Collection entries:
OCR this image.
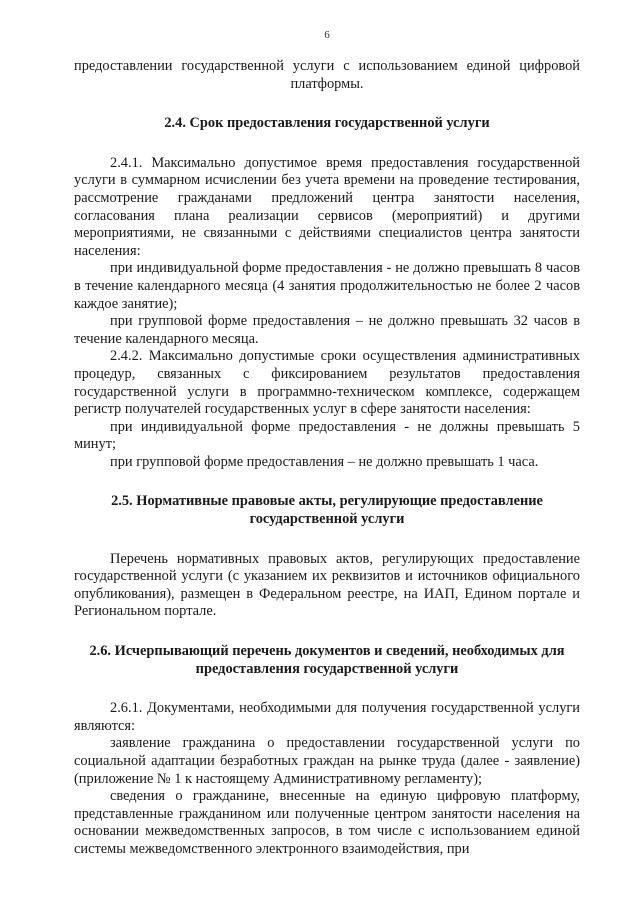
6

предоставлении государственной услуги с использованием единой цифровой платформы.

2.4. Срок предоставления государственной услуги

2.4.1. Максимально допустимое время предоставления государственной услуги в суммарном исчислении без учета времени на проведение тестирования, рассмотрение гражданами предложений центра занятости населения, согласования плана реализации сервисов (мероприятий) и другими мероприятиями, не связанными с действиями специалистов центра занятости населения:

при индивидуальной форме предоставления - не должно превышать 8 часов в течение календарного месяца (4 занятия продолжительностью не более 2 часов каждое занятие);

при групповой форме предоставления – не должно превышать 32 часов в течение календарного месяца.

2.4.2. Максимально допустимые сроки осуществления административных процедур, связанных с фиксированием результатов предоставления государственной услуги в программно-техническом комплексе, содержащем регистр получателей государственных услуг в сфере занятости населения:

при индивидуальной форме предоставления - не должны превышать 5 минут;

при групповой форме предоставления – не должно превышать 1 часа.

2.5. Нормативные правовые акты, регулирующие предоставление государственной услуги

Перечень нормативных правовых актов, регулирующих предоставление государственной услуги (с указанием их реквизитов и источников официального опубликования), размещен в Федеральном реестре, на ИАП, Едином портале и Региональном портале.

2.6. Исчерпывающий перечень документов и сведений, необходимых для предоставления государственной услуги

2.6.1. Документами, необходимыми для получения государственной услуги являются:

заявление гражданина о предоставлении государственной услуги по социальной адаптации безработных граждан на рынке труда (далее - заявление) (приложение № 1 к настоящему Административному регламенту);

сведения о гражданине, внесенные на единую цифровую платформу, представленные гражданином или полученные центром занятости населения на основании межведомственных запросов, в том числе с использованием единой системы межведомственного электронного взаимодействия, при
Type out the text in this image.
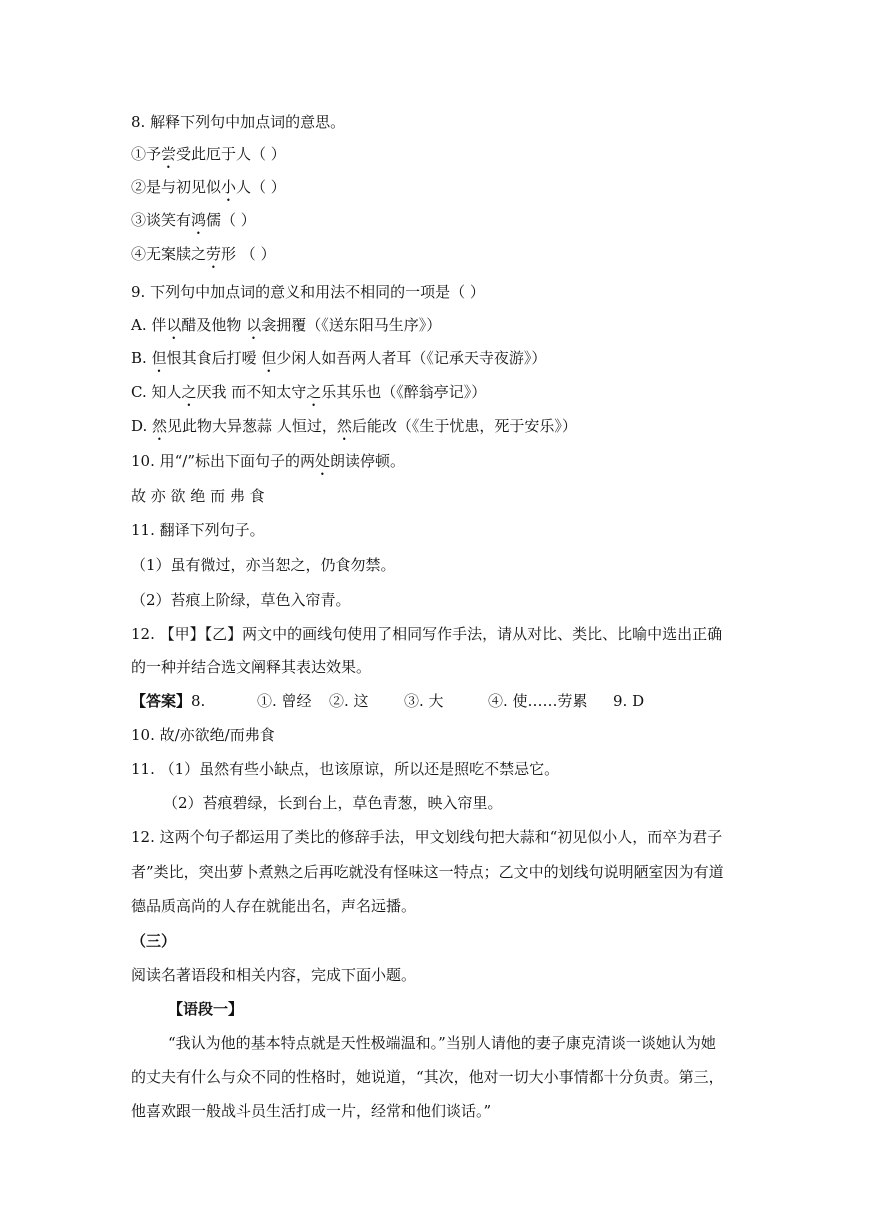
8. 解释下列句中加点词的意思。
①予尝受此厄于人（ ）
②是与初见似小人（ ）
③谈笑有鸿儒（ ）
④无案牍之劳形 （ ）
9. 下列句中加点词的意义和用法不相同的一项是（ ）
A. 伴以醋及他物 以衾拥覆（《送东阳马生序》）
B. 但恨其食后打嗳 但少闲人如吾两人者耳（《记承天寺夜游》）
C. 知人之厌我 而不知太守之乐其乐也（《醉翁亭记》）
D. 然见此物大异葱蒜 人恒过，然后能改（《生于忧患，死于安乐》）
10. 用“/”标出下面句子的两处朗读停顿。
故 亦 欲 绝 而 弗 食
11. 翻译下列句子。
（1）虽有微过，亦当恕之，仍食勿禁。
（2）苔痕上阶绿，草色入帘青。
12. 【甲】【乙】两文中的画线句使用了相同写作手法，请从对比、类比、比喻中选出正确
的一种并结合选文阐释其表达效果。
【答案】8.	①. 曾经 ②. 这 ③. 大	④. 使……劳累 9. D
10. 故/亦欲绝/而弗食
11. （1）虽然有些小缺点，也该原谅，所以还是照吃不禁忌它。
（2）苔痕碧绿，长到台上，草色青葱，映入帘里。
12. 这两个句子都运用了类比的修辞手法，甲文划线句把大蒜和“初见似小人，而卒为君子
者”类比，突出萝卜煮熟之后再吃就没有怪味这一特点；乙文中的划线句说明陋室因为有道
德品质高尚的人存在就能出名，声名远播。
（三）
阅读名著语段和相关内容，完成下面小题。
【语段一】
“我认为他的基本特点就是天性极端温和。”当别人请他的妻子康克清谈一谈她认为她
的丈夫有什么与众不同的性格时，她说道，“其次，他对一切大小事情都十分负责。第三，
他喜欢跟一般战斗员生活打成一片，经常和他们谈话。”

Aim of the task: Copy only the lines running from the one that holds "Type out the text in this image." through the last line of the data, and include both of those lines. Do not copy any pictures.

Response below:
Type out the text in this image.
8. 解释下列句中加点词的意思。
①予尝受此厄于人（ ）
②是与初见似小人（ ）
③谈笑有鸿儒（ ）
④无案牍之劳形 （ ）
9. 下列句中加点词的意义和用法不相同的一项是（ ）
A. 伴以醋及他物 以衾拥覆（《送东阳马生序》）
B. 但恨其食后打嗳 但少闲人如吾两人者耳（《记承天寺夜游》）
C. 知人之厌我 而不知太守之乐其乐也（《醉翁亭记》）
D. 然见此物大异葱蒜 人恒过，然后能改（《生于忧患，死于安乐》）
10. 用“/”标出下面句子的两处朗读停顿。
故 亦 欲 绝 而 弗 食
11. 翻译下列句子。
（1）虽有微过，亦当恕之，仍食勿禁。
（2）苔痕上阶绿，草色入帘青。
12. 【甲】【乙】两文中的画线句使用了相同写作手法，请从对比、类比、比喻中选出正确
的一种并结合选文阐释其表达效果。
【答案】8.	①. 曾经 ②. 这 ③. 大	④. 使……劳累 9. D
10. 故/亦欲绝/而弗食
11. （1）虽然有些小缺点，也该原谅，所以还是照吃不禁忌它。
（2）苔痕碧绿，长到台上，草色青葱，映入帘里。
12. 这两个句子都运用了类比的修辞手法，甲文划线句把大蒜和“初见似小人，而卒为君子
者”类比，突出萝卜煮熟之后再吃就没有怪味这一特点；乙文中的划线句说明陋室因为有道
德品质高尚的人存在就能出名，声名远播。
（三）
阅读名著语段和相关内容，完成下面小题。
【语段一】
“我认为他的基本特点就是天性极端温和。”当别人请他的妻子康克清谈一谈她认为她
的丈夫有什么与众不同的性格时，她说道，“其次，他对一切大小事情都十分负责。第三，
他喜欢跟一般战斗员生活打成一片，经常和他们谈话。”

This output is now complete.